Records from a collection:
★ ★ ★ ★
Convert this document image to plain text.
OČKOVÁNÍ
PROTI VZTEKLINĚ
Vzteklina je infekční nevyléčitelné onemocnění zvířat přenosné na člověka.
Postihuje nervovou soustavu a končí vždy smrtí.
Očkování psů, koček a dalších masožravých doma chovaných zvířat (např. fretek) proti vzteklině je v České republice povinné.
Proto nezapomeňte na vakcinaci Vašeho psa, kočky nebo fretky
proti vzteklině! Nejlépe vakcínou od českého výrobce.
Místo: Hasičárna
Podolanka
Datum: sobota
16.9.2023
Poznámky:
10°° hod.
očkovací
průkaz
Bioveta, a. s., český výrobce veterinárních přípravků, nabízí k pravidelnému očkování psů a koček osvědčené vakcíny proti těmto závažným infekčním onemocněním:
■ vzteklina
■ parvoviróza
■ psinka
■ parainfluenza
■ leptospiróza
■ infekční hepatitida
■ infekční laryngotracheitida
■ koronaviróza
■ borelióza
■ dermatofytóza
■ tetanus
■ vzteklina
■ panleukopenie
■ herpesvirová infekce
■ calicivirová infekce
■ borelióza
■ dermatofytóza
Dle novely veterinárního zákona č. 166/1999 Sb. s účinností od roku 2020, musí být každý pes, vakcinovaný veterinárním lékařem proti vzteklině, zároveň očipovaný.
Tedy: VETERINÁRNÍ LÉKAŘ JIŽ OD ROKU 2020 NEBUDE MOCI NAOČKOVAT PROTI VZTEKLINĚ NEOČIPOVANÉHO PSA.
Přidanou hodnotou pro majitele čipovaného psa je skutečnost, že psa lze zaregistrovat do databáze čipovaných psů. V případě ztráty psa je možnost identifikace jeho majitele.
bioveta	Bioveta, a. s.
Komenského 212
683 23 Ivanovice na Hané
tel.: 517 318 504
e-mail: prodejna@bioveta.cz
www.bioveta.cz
★ ★ ★ ★
#### [Request]
Each line of the data that includes the word "zvířat" counts once; report the total and nothing more.

#### [Correct answer]
2